THE REQUEST - Reproduce without any change the part of the listing that opens with its first line and closes with the line containing "bar <box>362 236 370 445</box>", both of these lines included.

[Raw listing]
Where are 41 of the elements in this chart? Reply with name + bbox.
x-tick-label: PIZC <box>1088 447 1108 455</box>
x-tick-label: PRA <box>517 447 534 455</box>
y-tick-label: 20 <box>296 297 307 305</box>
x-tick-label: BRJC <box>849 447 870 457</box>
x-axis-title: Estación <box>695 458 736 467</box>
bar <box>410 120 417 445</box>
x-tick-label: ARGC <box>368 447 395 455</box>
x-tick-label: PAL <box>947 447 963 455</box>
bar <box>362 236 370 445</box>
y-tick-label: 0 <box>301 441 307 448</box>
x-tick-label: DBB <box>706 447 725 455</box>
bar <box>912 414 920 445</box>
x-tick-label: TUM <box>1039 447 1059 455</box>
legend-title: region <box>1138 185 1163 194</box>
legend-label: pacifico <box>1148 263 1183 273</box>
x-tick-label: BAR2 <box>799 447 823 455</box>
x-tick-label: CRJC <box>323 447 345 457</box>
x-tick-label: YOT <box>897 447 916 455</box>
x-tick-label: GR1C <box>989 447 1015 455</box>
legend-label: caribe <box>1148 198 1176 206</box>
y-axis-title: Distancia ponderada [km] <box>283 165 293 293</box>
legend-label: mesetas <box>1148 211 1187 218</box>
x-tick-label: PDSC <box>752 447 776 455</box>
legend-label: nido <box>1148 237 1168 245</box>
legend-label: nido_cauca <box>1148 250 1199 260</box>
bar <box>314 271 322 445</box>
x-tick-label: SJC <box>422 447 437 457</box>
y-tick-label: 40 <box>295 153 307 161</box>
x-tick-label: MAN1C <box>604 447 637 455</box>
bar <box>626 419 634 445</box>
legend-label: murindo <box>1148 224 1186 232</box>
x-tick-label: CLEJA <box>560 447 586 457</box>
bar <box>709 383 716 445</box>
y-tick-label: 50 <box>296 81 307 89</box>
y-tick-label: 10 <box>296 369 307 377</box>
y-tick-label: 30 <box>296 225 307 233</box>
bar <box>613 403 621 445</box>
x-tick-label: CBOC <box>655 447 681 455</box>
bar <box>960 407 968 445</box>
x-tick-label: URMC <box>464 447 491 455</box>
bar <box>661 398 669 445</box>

REPLY TO THE TASK -
Where are 41 of the elements in this chart? Reply with name + bbox.
x-tick-label: PIZC <box>1088 447 1108 455</box>
x-tick-label: PRA <box>517 447 534 455</box>
y-tick-label: 20 <box>296 297 307 305</box>
x-tick-label: BRJC <box>849 447 870 457</box>
x-axis-title: Estación <box>695 458 736 467</box>
bar <box>410 120 417 445</box>
x-tick-label: ARGC <box>368 447 395 455</box>
x-tick-label: PAL <box>947 447 963 455</box>
bar <box>362 236 370 445</box>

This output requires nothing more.